Aim of the task
Skip the pictures. Transcribe the rest of the data below without changing a word.

Start Material shown

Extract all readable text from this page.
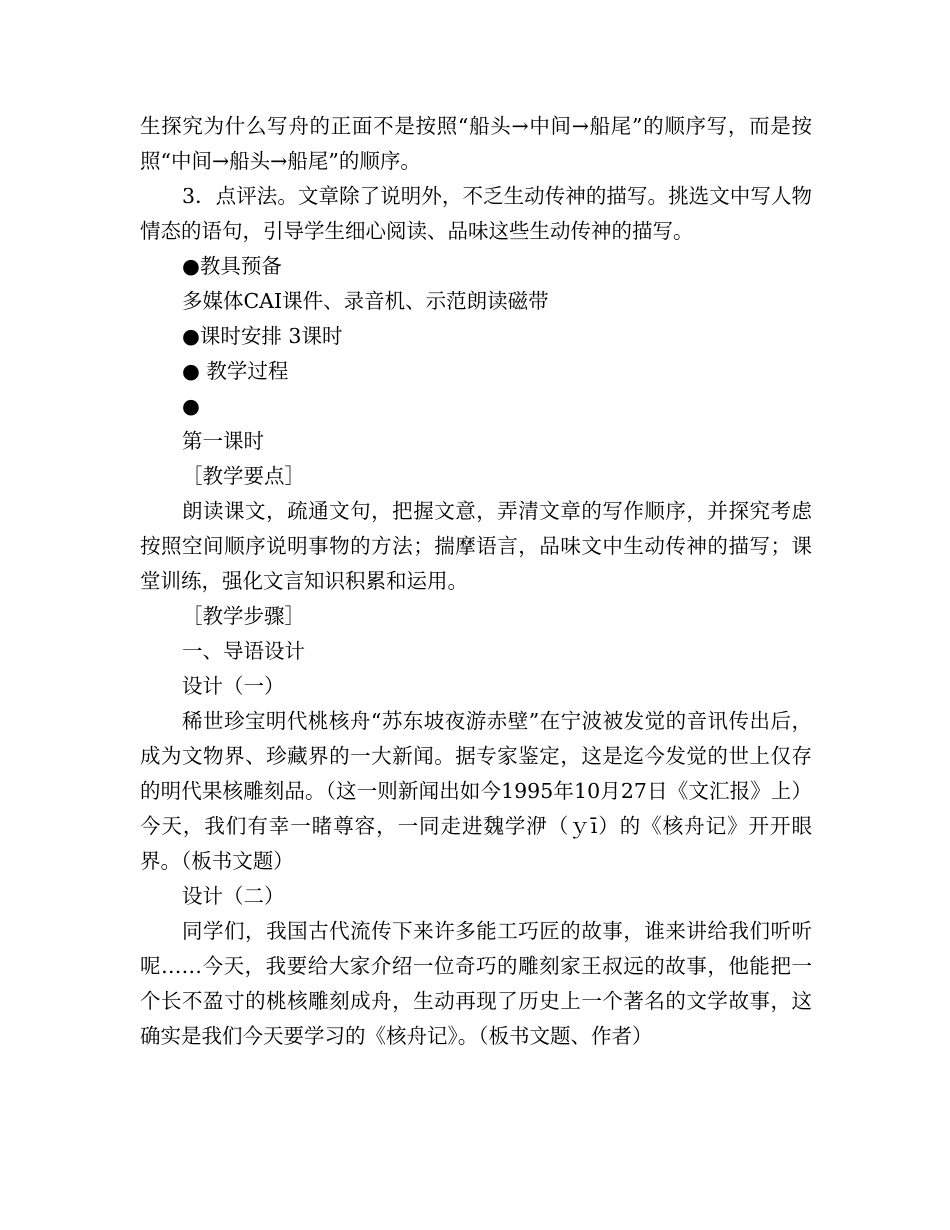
生探究为什么写舟的正面不是按照“船头→中间→船尾”的顺序写，而是按照“中间→船头→船尾”的顺序。

3．点评法。文章除了说明外，不乏生动传神的描写。挑选文中写人物情态的语句，引导学生细心阅读、品味这些生动传神的描写。

●教具预备

多媒体CAI课件、录音机、示范朗读磁带

●课时安排 3课时

● 教学过程

●

第一课时

［教学要点］

朗读课文，疏通文句，把握文意，弄清文章的写作顺序，并探究考虑按照空间顺序说明事物的方法；揣摩语言，品味文中生动传神的描写；课堂训练，强化文言知识积累和运用。

［教学步骤］

一、导语设计

设计（一）

稀世珍宝明代桃核舟“苏东坡夜游赤壁”在宁波被发觉的音讯传出后，成为文物界、珍藏界的一大新闻。据专家鉴定，这是迄今发觉的世上仅存的明代果核雕刻品。（这一则新闻出如今1995年10月27日《文汇报》上）今天，我们有幸一睹尊容，一同走进魏学洢（ｙī）的《核舟记》开开眼界。（板书文题）

设计（二）

同学们，我国古代流传下来许多能工巧匠的故事，谁来讲给我们听听呢……今天，我要给大家介绍一位奇巧的雕刻家王叔远的故事，他能把一个长不盈寸的桃核雕刻成舟，生动再现了历史上一个著名的文学故事，这确实是我们今天要学习的《核舟记》。（板书文题、作者）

End Material shown

Answer for the task
Extract all readable text from this page.
生探究为什么写舟的正面不是按照“船头→中间→船尾”的顺序写，而是按照“中间→船头→船尾”的顺序。

3．点评法。文章除了说明外，不乏生动传神的描写。挑选文中写人物情态的语句，引导学生细心阅读、品味这些生动传神的描写。

●教具预备

多媒体CAI课件、录音机、示范朗读磁带

●课时安排 3课时

● 教学过程

●

第一课时

［教学要点］

朗读课文，疏通文句，把握文意，弄清文章的写作顺序，并探究考虑按照空间顺序说明事物的方法；揣摩语言，品味文中生动传神的描写；课堂训练，强化文言知识积累和运用。

［教学步骤］

一、导语设计

设计（一）

稀世珍宝明代桃核舟“苏东坡夜游赤壁”在宁波被发觉的音讯传出后，成为文物界、珍藏界的一大新闻。据专家鉴定，这是迄今发觉的世上仅存的明代果核雕刻品。（这一则新闻出如今1995年10月27日《文汇报》上）今天，我们有幸一睹尊容，一同走进魏学洢（ｙī）的《核舟记》开开眼界。（板书文题）

设计（二）

同学们，我国古代流传下来许多能工巧匠的故事，谁来讲给我们听听呢……今天，我要给大家介绍一位奇巧的雕刻家王叔远的故事，他能把一个长不盈寸的桃核雕刻成舟，生动再现了历史上一个著名的文学故事，这确实是我们今天要学习的《核舟记》。（板书文题、作者）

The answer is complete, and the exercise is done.